## begin Dataset rows

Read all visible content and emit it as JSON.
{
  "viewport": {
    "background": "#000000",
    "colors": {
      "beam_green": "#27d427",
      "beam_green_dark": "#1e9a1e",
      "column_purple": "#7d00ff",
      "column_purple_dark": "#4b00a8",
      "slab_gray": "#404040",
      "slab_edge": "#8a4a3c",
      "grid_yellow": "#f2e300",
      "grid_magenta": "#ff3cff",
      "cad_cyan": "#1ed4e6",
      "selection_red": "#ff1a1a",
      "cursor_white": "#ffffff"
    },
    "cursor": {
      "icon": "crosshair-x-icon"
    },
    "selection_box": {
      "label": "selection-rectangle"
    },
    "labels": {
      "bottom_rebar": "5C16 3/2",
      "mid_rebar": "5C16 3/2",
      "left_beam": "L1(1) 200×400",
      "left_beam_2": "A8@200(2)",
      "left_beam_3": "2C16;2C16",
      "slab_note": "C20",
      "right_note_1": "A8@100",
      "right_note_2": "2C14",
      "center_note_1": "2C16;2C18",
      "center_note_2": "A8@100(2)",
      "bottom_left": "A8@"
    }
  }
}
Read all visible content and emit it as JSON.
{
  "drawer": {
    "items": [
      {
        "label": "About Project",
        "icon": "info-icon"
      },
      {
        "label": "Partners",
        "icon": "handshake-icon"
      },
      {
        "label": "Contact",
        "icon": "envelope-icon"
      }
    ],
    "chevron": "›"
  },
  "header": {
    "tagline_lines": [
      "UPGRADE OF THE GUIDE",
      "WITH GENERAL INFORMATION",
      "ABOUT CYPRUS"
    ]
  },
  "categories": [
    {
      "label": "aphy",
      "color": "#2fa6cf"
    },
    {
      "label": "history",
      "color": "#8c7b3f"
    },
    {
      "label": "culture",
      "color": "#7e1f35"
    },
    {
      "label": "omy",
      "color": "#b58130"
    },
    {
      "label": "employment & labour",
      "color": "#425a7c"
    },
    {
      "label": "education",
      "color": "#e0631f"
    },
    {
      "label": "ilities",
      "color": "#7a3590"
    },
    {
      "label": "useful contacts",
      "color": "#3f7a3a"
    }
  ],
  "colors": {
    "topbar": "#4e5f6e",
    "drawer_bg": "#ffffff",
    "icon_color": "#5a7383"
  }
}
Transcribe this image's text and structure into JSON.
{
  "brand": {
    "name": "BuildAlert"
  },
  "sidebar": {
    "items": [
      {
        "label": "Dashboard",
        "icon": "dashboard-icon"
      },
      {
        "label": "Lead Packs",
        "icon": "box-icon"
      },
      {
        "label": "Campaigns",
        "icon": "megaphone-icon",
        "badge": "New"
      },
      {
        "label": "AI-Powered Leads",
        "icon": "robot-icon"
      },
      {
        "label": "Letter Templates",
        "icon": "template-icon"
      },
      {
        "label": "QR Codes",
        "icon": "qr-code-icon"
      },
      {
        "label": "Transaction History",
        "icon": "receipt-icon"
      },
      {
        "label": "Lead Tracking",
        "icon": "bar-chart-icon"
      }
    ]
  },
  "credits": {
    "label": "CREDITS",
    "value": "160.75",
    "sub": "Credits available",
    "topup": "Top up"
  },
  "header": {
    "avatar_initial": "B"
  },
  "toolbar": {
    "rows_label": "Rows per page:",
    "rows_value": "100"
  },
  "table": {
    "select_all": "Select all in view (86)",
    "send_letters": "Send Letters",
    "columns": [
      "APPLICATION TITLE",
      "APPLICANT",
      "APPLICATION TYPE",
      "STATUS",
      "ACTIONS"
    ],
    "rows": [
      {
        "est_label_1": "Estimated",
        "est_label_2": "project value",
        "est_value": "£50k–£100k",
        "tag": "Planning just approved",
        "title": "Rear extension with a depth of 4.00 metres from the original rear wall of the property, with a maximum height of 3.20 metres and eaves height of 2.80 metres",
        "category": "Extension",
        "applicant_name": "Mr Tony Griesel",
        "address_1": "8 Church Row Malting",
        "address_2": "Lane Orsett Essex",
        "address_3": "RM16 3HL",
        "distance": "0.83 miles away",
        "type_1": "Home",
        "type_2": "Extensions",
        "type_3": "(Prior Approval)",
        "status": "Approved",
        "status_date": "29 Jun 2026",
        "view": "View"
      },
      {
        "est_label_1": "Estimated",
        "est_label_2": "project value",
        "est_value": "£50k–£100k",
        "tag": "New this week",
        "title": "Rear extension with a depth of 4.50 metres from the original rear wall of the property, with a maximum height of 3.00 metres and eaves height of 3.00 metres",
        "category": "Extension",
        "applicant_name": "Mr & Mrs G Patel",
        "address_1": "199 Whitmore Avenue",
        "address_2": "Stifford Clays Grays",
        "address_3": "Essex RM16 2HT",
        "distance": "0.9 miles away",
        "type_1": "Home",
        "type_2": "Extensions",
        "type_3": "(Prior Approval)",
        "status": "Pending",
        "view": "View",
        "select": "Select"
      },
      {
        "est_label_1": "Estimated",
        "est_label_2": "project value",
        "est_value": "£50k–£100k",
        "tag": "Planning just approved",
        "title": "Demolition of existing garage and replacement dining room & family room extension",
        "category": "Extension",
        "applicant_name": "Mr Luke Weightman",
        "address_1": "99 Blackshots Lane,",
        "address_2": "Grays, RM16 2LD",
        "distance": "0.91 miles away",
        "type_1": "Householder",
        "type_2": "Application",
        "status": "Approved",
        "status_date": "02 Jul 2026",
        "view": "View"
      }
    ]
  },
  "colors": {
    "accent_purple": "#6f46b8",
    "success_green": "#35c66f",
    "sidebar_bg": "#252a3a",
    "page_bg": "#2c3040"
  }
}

## end Dataset rows

**Exercise:** Exactly as written above, please repeat the entries.

**The completed task:**
Read all visible content and emit it as JSON.
{
  "viewport": {
    "background": "#000000",
    "colors": {
      "beam_green": "#27d427",
      "beam_green_dark": "#1e9a1e",
      "column_purple": "#7d00ff",
      "column_purple_dark": "#4b00a8",
      "slab_gray": "#404040",
      "slab_edge": "#8a4a3c",
      "grid_yellow": "#f2e300",
      "grid_magenta": "#ff3cff",
      "cad_cyan": "#1ed4e6",
      "selection_red": "#ff1a1a",
      "cursor_white": "#ffffff"
    },
    "cursor": {
      "icon": "crosshair-x-icon"
    },
    "selection_box": {
      "label": "selection-rectangle"
    },
    "labels": {
      "bottom_rebar": "5C16 3/2",
      "mid_rebar": "5C16 3/2",
      "left_beam": "L1(1) 200×400",
      "left_beam_2": "A8@200(2)",
      "left_beam_3": "2C16;2C16",
      "slab_note": "C20",
      "right_note_1": "A8@100",
      "right_note_2": "2C14",
      "center_note_1": "2C16;2C18",
      "center_note_2": "A8@100(2)",
      "bottom_left": "A8@"
    }
  }
}
Read all visible content and emit it as JSON.
{
  "drawer": {
    "items": [
      {
        "label": "About Project",
        "icon": "info-icon"
      },
      {
        "label": "Partners",
        "icon": "handshake-icon"
      },
      {
        "label": "Contact",
        "icon": "envelope-icon"
      }
    ],
    "chevron": "›"
  },
  "header": {
    "tagline_lines": [
      "UPGRADE OF THE GUIDE",
      "WITH GENERAL INFORMATION",
      "ABOUT CYPRUS"
    ]
  },
  "categories": [
    {
      "label": "aphy",
      "color": "#2fa6cf"
    },
    {
      "label": "history",
      "color": "#8c7b3f"
    },
    {
      "label": "culture",
      "color": "#7e1f35"
    },
    {
      "label": "omy",
      "color": "#b58130"
    },
    {
      "label": "employment & labour",
      "color": "#425a7c"
    },
    {
      "label": "education",
      "color": "#e0631f"
    },
    {
      "label": "ilities",
      "color": "#7a3590"
    },
    {
      "label": "useful contacts",
      "color": "#3f7a3a"
    }
  ],
  "colors": {
    "topbar": "#4e5f6e",
    "drawer_bg": "#ffffff",
    "icon_color": "#5a7383"
  }
}
Transcribe this image's text and structure into JSON.
{
  "brand": {
    "name": "BuildAlert"
  },
  "sidebar": {
    "items": [
      {
        "label": "Dashboard",
        "icon": "dashboard-icon"
      },
      {
        "label": "Lead Packs",
        "icon": "box-icon"
      },
      {
        "label": "Campaigns",
        "icon": "megaphone-icon",
        "badge": "New"
      },
      {
        "label": "AI-Powered Leads",
        "icon": "robot-icon"
      },
      {
        "label": "Letter Templates",
        "icon": "template-icon"
      },
      {
        "label": "QR Codes",
        "icon": "qr-code-icon"
      },
      {
        "label": "Transaction History",
        "icon": "receipt-icon"
      },
      {
        "label": "Lead Tracking",
        "icon": "bar-chart-icon"
      }
    ]
  },
  "credits": {
    "label": "CREDITS",
    "value": "160.75",
    "sub": "Credits available",
    "topup": "Top up"
  },
  "header": {
    "avatar_initial": "B"
  },
  "toolbar": {
    "rows_label": "Rows per page:",
    "rows_value": "100"
  },
  "table": {
    "select_all": "Select all in view (86)",
    "send_letters": "Send Letters",
    "columns": [
      "APPLICATION TITLE",
      "APPLICANT",
      "APPLICATION TYPE",
      "STATUS",
      "ACTIONS"
    ],
    "rows": [
      {
        "est_label_1": "Estimated",
        "est_label_2": "project value",
        "est_value": "£50k–£100k",
        "tag": "Planning just approved",
        "title": "Rear extension with a depth of 4.00 metres from the original rear wall of the property, with a maximum height of 3.20 metres and eaves height of 2.80 metres",
        "category": "Extension",
        "applicant_name": "Mr Tony Griesel",
        "address_1": "8 Church Row Malting",
        "address_2": "Lane Orsett Essex",
        "address_3": "RM16 3HL",
        "distance": "0.83 miles away",
        "type_1": "Home",
        "type_2": "Extensions",
        "type_3": "(Prior Approval)",
        "status": "Approved",
        "status_date": "29 Jun 2026",
        "view": "View"
      },
      {
        "est_label_1": "Estimated",
        "est_label_2": "project value",
        "est_value": "£50k–£100k",
        "tag": "New this week",
        "title": "Rear extension with a depth of 4.50 metres from the original rear wall of the property, with a maximum height of 3.00 metres and eaves height of 3.00 metres",
        "category": "Extension",
        "applicant_name": "Mr & Mrs G Patel",
        "address_1": "199 Whitmore Avenue",
        "address_2": "Stifford Clays Grays",
        "address_3": "Essex RM16 2HT",
        "distance": "0.9 miles away",
        "type_1": "Home",
        "type_2": "Extensions",
        "type_3": "(Prior Approval)",
        "status": "Pending",
        "view": "View",
        "select": "Select"
      },
      {
        "est_label_1": "Estimated",
        "est_label_2": "project value",
        "est_value": "£50k–£100k",
        "tag": "Planning just approved",
        "title": "Demolition of existing garage and replacement dining room & family room extension",
        "category": "Extension",
        "applicant_name": "Mr Luke Weightman",
        "address_1": "99 Blackshots Lane,",
        "address_2": "Grays, RM16 2LD",
        "distance": "0.91 miles away",
        "type_1": "Householder",
        "type_2": "Application",
        "status": "Approved",
        "status_date": "02 Jul 2026",
        "view": "View"
      }
    ]
  },
  "colors": {
    "accent_purple": "#6f46b8",
    "success_green": "#35c66f",
    "sidebar_bg": "#252a3a",
    "page_bg": "#2c3040"
  }
}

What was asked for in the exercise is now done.